Across the listing below, count the lines that mention the string "Иные". Reply with the figure only.

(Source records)
•••
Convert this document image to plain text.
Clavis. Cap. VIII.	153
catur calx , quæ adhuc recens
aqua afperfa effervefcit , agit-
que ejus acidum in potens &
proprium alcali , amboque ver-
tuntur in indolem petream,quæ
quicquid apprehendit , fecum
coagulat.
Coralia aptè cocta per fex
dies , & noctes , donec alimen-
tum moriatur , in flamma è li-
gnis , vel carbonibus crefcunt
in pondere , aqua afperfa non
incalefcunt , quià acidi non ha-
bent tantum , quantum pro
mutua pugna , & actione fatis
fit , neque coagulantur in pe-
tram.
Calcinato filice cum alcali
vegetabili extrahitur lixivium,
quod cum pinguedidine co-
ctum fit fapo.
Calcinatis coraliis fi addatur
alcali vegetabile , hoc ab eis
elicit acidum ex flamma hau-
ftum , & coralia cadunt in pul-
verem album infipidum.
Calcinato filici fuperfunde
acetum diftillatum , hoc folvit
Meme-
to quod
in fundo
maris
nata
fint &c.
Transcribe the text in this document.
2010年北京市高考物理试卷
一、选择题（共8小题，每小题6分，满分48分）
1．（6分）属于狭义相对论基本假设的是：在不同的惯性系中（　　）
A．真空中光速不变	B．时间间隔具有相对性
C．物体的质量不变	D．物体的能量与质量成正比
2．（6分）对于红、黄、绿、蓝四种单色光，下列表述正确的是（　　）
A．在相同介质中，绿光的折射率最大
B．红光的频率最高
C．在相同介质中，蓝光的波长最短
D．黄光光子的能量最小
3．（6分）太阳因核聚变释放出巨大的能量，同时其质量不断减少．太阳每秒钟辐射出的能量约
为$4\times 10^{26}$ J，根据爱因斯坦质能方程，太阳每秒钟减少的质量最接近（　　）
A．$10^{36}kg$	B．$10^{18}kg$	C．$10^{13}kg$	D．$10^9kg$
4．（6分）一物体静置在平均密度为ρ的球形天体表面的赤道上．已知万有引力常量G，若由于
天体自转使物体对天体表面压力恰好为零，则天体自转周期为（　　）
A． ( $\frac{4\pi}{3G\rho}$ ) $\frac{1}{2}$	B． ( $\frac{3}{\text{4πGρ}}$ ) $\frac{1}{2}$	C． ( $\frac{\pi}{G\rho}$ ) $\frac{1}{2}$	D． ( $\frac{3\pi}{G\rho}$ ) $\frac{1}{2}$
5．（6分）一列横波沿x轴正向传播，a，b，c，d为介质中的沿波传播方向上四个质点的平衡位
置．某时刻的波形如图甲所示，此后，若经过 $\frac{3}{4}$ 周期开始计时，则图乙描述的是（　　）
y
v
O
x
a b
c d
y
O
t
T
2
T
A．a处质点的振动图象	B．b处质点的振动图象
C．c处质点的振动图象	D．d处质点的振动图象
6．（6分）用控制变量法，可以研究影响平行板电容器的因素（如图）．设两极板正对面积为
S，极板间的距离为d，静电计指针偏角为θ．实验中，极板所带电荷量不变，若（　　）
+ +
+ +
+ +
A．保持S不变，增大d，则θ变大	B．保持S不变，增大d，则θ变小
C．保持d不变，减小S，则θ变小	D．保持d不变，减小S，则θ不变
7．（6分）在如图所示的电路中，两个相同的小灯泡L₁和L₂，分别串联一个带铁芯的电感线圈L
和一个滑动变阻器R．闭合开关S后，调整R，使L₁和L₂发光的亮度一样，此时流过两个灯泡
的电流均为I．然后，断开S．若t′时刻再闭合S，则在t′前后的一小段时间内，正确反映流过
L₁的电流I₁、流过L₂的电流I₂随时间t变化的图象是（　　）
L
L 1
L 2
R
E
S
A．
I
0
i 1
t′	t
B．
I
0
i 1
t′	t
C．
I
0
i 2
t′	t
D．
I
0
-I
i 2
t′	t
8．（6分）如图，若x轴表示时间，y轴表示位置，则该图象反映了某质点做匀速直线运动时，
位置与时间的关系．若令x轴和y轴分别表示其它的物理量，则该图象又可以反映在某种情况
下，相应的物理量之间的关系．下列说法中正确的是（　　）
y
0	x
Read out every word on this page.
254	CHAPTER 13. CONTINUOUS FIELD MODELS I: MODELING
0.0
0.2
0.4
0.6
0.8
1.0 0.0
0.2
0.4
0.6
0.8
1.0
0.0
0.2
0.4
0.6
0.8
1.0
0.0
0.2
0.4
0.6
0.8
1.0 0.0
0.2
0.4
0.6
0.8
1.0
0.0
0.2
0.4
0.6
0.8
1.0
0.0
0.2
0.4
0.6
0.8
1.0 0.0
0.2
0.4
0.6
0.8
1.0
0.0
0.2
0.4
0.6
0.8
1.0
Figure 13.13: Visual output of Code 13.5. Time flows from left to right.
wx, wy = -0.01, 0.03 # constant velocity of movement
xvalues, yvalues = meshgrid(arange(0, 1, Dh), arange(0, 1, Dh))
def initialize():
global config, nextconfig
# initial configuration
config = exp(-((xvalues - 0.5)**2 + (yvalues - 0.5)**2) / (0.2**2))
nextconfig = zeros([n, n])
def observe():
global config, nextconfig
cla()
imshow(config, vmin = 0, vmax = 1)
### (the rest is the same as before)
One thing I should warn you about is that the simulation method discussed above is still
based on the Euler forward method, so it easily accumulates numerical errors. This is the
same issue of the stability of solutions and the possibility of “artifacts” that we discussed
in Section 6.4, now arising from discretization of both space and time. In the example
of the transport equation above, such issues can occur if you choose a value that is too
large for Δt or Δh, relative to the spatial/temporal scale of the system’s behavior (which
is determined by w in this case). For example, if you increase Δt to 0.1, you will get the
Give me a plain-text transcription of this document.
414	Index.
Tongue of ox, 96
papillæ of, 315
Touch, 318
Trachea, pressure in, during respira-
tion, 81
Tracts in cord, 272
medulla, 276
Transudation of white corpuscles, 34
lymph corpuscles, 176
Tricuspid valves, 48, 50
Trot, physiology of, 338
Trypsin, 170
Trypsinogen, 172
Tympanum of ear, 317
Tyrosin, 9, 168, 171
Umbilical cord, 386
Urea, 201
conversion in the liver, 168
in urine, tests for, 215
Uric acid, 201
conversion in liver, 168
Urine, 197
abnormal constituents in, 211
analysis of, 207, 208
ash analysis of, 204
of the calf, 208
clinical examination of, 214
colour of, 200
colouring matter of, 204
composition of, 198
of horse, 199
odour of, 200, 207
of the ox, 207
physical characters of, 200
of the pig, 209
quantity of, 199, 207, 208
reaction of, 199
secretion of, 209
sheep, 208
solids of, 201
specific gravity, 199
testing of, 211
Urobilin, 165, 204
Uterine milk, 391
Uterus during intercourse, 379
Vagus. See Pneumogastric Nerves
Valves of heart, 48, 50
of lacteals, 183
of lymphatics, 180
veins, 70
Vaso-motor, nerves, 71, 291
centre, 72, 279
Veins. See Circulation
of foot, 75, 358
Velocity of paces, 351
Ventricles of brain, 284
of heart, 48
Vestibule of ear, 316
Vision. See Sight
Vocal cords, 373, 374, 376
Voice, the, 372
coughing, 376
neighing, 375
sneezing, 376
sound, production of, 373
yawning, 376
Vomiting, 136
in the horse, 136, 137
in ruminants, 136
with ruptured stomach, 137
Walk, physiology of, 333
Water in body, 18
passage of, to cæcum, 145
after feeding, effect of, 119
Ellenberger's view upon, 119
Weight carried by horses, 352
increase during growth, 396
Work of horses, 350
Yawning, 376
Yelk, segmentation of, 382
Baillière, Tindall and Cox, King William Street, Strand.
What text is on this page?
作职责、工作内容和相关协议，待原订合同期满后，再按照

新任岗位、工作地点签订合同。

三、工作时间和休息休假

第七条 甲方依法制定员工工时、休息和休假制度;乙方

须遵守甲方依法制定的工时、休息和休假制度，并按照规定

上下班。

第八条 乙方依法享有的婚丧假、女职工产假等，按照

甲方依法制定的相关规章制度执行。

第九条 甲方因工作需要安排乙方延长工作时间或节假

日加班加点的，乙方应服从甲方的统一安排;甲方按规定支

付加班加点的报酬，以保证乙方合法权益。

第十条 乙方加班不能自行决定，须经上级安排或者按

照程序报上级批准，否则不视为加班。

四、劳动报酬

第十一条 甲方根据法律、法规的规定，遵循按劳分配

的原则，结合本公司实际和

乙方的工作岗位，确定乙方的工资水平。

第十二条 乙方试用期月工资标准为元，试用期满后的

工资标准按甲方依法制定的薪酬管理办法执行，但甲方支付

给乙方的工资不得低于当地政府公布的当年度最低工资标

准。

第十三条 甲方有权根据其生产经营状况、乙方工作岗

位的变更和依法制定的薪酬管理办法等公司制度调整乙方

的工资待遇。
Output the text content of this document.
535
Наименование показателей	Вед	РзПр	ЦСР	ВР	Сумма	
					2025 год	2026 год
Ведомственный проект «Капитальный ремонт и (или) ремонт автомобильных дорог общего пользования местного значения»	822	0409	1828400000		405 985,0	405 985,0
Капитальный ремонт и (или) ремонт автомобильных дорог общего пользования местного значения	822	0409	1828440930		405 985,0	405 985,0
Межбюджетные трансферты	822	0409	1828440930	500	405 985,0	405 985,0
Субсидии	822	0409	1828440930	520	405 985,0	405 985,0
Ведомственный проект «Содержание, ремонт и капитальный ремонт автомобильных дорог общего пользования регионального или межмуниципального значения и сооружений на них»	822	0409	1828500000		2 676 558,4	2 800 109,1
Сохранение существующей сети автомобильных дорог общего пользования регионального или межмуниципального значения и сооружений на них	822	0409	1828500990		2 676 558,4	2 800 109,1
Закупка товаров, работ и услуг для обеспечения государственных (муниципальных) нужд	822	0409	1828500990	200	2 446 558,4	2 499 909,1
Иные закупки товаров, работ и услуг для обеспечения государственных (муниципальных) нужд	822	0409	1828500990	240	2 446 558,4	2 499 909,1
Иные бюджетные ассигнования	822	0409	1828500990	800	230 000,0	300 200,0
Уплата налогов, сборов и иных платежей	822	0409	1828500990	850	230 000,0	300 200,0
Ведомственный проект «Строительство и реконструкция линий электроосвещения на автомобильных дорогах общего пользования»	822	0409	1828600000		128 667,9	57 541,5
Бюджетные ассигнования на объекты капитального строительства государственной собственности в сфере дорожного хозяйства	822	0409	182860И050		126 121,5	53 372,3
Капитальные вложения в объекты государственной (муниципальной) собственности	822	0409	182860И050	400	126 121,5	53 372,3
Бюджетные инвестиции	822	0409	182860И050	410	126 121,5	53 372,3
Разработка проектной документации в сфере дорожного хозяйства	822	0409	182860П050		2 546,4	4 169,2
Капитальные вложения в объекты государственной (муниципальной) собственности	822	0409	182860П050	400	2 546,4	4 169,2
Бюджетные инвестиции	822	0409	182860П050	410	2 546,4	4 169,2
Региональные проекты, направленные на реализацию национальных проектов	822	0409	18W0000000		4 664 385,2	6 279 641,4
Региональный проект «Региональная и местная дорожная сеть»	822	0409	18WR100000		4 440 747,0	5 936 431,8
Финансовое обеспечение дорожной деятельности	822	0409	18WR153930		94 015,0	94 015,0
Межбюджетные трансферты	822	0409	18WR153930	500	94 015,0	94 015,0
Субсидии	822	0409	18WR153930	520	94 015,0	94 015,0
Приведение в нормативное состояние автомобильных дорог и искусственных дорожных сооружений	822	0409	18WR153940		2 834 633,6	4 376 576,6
•••
(Solution for this problem) 2